GIVEN EXERCISE.
Return the entries verbatim and drop every picture.

[Dataset items]
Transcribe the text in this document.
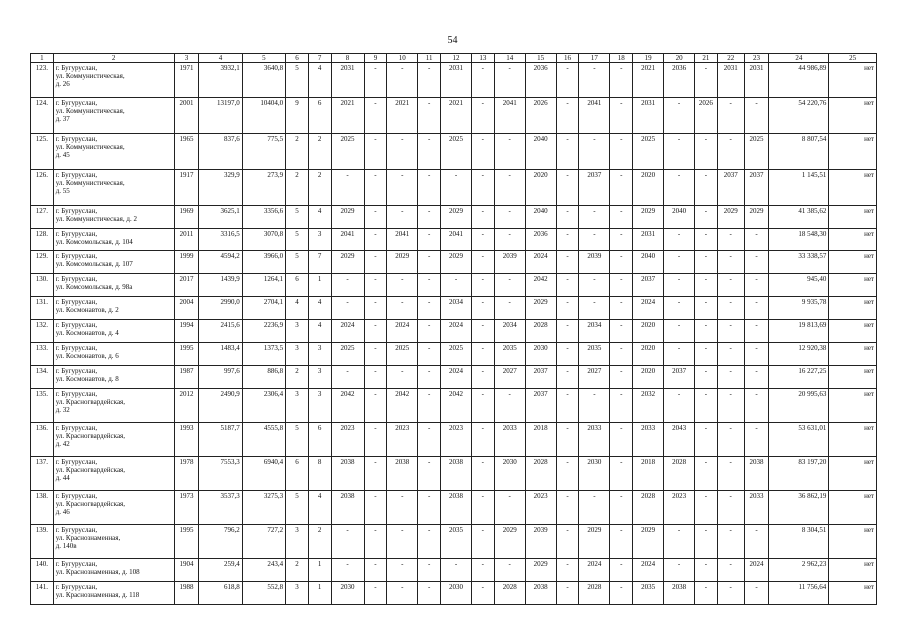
54
1	2	3	4	5	6	7	8	9	10	11	12	13	14	15	16	17	18	19	20	21	22	23	24	25
123.	г. Бугуруслан,
ул. Коммунистическая,
д. 26	1971	3932,1	3640,8	5	4	2031	-	-	-	2031	-	-	2036	-	-	-	2021	2036	-	2031	2031	44 986,89	нет
124.	г. Бугуруслан,
ул. Коммунистическая,
д. 37	2001	13197,0	10404,0	9	6	2021	-	2021	-	2021	-	2041	2026	-	2041	-	2031	-	2026	-	-	54 220,76	нет
125.	г. Бугуруслан,
ул. Коммунистическая,
д. 45	1965	837,6	775,5	2	2	2025	-	-	-	2025	-	-	2040	-	-	-	2025	-	-	-	2025	8 807,54	нет
126.	г. Бугуруслан,
ул. Коммунистическая,
д. 55	1917	329,9	273,9	2	2	-	-	-	-	-	-	-	2020	-	2037	-	2020	-	-	2037	2037	1 145,51	нет
127.	г. Бугуруслан,
ул. Коммунистическая, д. 2	1969	3625,1	3356,6	5	4	2029	-	-	-	2029	-	-	2040	-	-	-	2029	2040	-	2029	2029	41 385,62	нет
128.	г. Бугуруслан,
ул. Комсомольская, д. 104	2011	3316,5	3070,8	5	3	2041	-	2041	-	2041	-	-	2036	-	-	-	2031	-	-	-	-	18 548,30	нет
129.	г. Бугуруслан,
ул. Комсомольская, д. 107	1999	4594,2	3966,0	5	7	2029	-	2029	-	2029	-	2039	2024	-	2039	-	2040	-	-	-	-	33 338,57	нет
130.	г. Бугуруслан,
ул. Комсомольская, д. 98а	2017	1439,9	1264,1	6	1	-	-	-	-	-	-	-	2042	-	-	-	2037	-	-	-	-	945,40	нет
131.	г. Бугуруслан,
ул. Космонавтов, д. 2	2004	2990,0	2704,1	4	4	-	-	-	-	2034	-	-	2029	-	-	-	2024	-	-	-	-	9 935,78	нет
132.	г. Бугуруслан,
ул. Космонавтов, д. 4	1994	2415,6	2236,9	3	4	2024	-	2024	-	2024	-	2034	2028	-	2034	-	2020	-	-	-	-	19 813,69	нет
133.	г. Бугуруслан,
ул. Космонавтов, д. 6	1995	1483,4	1373,5	3	3	2025	-	2025	-	2025	-	2035	2030	-	2035	-	2020	-	-	-	-	12 920,38	нет
134.	г. Бугуруслан,
ул. Космонавтов, д. 8	1987	997,6	886,8	2	3	-	-	-	-	2024	-	2027	2037	-	2027	-	2020	2037	-	-	-	16 227,25	нет
135.	г. Бугуруслан,
ул. Красногвардейская,
д. 32	2012	2490,9	2306,4	3	3	2042	-	2042	-	2042	-	-	2037	-	-	-	2032	-	-	-	-	20 995,63	нет
136.	г. Бугуруслан,
ул. Красногвардейская,
д. 42	1993	5187,7	4555,8	5	6	2023	-	2023	-	2023	-	2033	2018	-	2033	-	2033	2043	-	-	-	53 631,01	нет
137.	г. Бугуруслан,
ул. Красногвардейская,
д. 44	1978	7553,3	6940,4	6	8	2038	-	2038	-	2038	-	2030	2028	-	2030	-	2018	2028	-	-	2038	83 197,20	нет
138.	г. Бугуруслан,
ул. Красногвардейская,
д. 46	1973	3537,3	3275,3	5	4	2038	-	-	-	2038	-	-	2023	-	-	-	2028	2023	-	-	2033	36 862,19	нет
139.	г. Бугуруслан,
ул. Краснознаменная,
д. 140в	1995	796,2	727,2	3	2	-	-	-	-	2035	-	2029	2039	-	2029	-	2029	-	-	-	-	8 304,51	нет
140.	г. Бугуруслан,
ул. Краснознаменная, д. 108	1904	259,4	243,4	2	1	-	-	-	-	-	-	-	2029	-	2024	-	2024	-	-	-	2024	2 962,23	нет
141.	г. Бугуруслан,
ул. Краснознаменная, д. 118	1988	618,8	552,8	3	1	2030	-	-	-	2030	-	2028	2038	-	2028	-	2035	2038	-	-	-	11 756,64	нет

WORKED ANSWER.
Transcribe the text in this document.
54
1	2	3	4	5	6	7	8	9	10	11	12	13	14	15	16	17	18	19	20	21	22	23	24	25
123.	г. Бугуруслан,
ул. Коммунистическая,
д. 26	1971	3932,1	3640,8	5	4	2031	-	-	-	2031	-	-	2036	-	-	-	2021	2036	-	2031	2031	44 986,89	нет
124.	г. Бугуруслан,
ул. Коммунистическая,
д. 37	2001	13197,0	10404,0	9	6	2021	-	2021	-	2021	-	2041	2026	-	2041	-	2031	-	2026	-	-	54 220,76	нет
125.	г. Бугуруслан,
ул. Коммунистическая,
д. 45	1965	837,6	775,5	2	2	2025	-	-	-	2025	-	-	2040	-	-	-	2025	-	-	-	2025	8 807,54	нет
126.	г. Бугуруслан,
ул. Коммунистическая,
д. 55	1917	329,9	273,9	2	2	-	-	-	-	-	-	-	2020	-	2037	-	2020	-	-	2037	2037	1 145,51	нет
127.	г. Бугуруслан,
ул. Коммунистическая, д. 2	1969	3625,1	3356,6	5	4	2029	-	-	-	2029	-	-	2040	-	-	-	2029	2040	-	2029	2029	41 385,62	нет
128.	г. Бугуруслан,
ул. Комсомольская, д. 104	2011	3316,5	3070,8	5	3	2041	-	2041	-	2041	-	-	2036	-	-	-	2031	-	-	-	-	18 548,30	нет
129.	г. Бугуруслан,
ул. Комсомольская, д. 107	1999	4594,2	3966,0	5	7	2029	-	2029	-	2029	-	2039	2024	-	2039	-	2040	-	-	-	-	33 338,57	нет
130.	г. Бугуруслан,
ул. Комсомольская, д. 98а	2017	1439,9	1264,1	6	1	-	-	-	-	-	-	-	2042	-	-	-	2037	-	-	-	-	945,40	нет
131.	г. Бугуруслан,
ул. Космонавтов, д. 2	2004	2990,0	2704,1	4	4	-	-	-	-	2034	-	-	2029	-	-	-	2024	-	-	-	-	9 935,78	нет
132.	г. Бугуруслан,
ул. Космонавтов, д. 4	1994	2415,6	2236,9	3	4	2024	-	2024	-	2024	-	2034	2028	-	2034	-	2020	-	-	-	-	19 813,69	нет
133.	г. Бугуруслан,
ул. Космонавтов, д. 6	1995	1483,4	1373,5	3	3	2025	-	2025	-	2025	-	2035	2030	-	2035	-	2020	-	-	-	-	12 920,38	нет
134.	г. Бугуруслан,
ул. Космонавтов, д. 8	1987	997,6	886,8	2	3	-	-	-	-	2024	-	2027	2037	-	2027	-	2020	2037	-	-	-	16 227,25	нет
135.	г. Бугуруслан,
ул. Красногвардейская,
д. 32	2012	2490,9	2306,4	3	3	2042	-	2042	-	2042	-	-	2037	-	-	-	2032	-	-	-	-	20 995,63	нет
136.	г. Бугуруслан,
ул. Красногвардейская,
д. 42	1993	5187,7	4555,8	5	6	2023	-	2023	-	2023	-	2033	2018	-	2033	-	2033	2043	-	-	-	53 631,01	нет
137.	г. Бугуруслан,
ул. Красногвардейская,
д. 44	1978	7553,3	6940,4	6	8	2038	-	2038	-	2038	-	2030	2028	-	2030	-	2018	2028	-	-	2038	83 197,20	нет
138.	г. Бугуруслан,
ул. Красногвардейская,
д. 46	1973	3537,3	3275,3	5	4	2038	-	-	-	2038	-	-	2023	-	-	-	2028	2023	-	-	2033	36 862,19	нет
139.	г. Бугуруслан,
ул. Краснознаменная,
д. 140в	1995	796,2	727,2	3	2	-	-	-	-	2035	-	2029	2039	-	2029	-	2029	-	-	-	-	8 304,51	нет
140.	г. Бугуруслан,
ул. Краснознаменная, д. 108	1904	259,4	243,4	2	1	-	-	-	-	-	-	-	2029	-	2024	-	2024	-	-	-	2024	2 962,23	нет
141.	г. Бугуруслан,
ул. Краснознаменная, д. 118	1988	618,8	552,8	3	1	2030	-	-	-	2030	-	2028	2038	-	2028	-	2035	2038	-	-	-	11 756,64	нет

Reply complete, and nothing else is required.